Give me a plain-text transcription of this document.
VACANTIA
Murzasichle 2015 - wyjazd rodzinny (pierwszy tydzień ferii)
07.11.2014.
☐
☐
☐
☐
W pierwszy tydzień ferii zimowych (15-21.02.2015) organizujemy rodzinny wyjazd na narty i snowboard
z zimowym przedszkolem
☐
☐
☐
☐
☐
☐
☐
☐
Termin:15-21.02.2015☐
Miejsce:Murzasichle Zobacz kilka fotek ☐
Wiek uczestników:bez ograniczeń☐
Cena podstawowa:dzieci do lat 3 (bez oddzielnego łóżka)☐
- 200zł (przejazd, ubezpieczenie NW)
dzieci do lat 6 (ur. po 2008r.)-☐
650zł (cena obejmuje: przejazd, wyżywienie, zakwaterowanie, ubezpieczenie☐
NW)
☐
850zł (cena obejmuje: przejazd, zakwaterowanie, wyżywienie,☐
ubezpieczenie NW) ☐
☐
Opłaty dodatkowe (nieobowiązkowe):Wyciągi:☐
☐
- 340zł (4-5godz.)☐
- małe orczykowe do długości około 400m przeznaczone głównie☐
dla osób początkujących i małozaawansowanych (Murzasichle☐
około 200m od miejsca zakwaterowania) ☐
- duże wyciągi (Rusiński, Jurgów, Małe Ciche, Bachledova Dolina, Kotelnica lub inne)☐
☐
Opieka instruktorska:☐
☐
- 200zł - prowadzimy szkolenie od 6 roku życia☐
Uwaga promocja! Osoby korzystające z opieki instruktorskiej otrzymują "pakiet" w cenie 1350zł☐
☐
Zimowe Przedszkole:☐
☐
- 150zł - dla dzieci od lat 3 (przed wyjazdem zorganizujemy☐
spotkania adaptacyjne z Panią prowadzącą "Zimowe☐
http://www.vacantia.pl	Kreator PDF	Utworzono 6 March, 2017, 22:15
_ _ _ _ _ _ _
### What is asked
Copy all the lines, exactly.

### Output of the exercise
Give me a plain-text transcription of this document.
VACANTIA
Murzasichle 2015 - wyjazd rodzinny (pierwszy tydzień ferii)
07.11.2014.
☐
☐
☐
☐
W pierwszy tydzień ferii zimowych (15-21.02.2015) organizujemy rodzinny wyjazd na narty i snowboard
z zimowym przedszkolem
☐
☐
☐
☐
☐
☐
☐
☐
Termin:15-21.02.2015☐
Miejsce:Murzasichle Zobacz kilka fotek ☐
Wiek uczestników:bez ograniczeń☐
Cena podstawowa:dzieci do lat 3 (bez oddzielnego łóżka)☐
- 200zł (przejazd, ubezpieczenie NW)
dzieci do lat 6 (ur. po 2008r.)-☐
650zł (cena obejmuje: przejazd, wyżywienie, zakwaterowanie, ubezpieczenie☐
NW)
☐
850zł (cena obejmuje: przejazd, zakwaterowanie, wyżywienie,☐
ubezpieczenie NW) ☐
☐
Opłaty dodatkowe (nieobowiązkowe):Wyciągi:☐
☐
- 340zł (4-5godz.)☐
- małe orczykowe do długości około 400m przeznaczone głównie☐
dla osób początkujących i małozaawansowanych (Murzasichle☐
około 200m od miejsca zakwaterowania) ☐
- duże wyciągi (Rusiński, Jurgów, Małe Ciche, Bachledova Dolina, Kotelnica lub inne)☐
☐
Opieka instruktorska:☐
☐
- 200zł - prowadzimy szkolenie od 6 roku życia☐
Uwaga promocja! Osoby korzystające z opieki instruktorskiej otrzymują "pakiet" w cenie 1350zł☐
☐
Zimowe Przedszkole:☐
☐
- 150zł - dla dzieci od lat 3 (przed wyjazdem zorganizujemy☐
spotkania adaptacyjne z Panią prowadzącą "Zimowe☐
http://www.vacantia.pl	Kreator PDF	Utworzono 6 March, 2017, 22:15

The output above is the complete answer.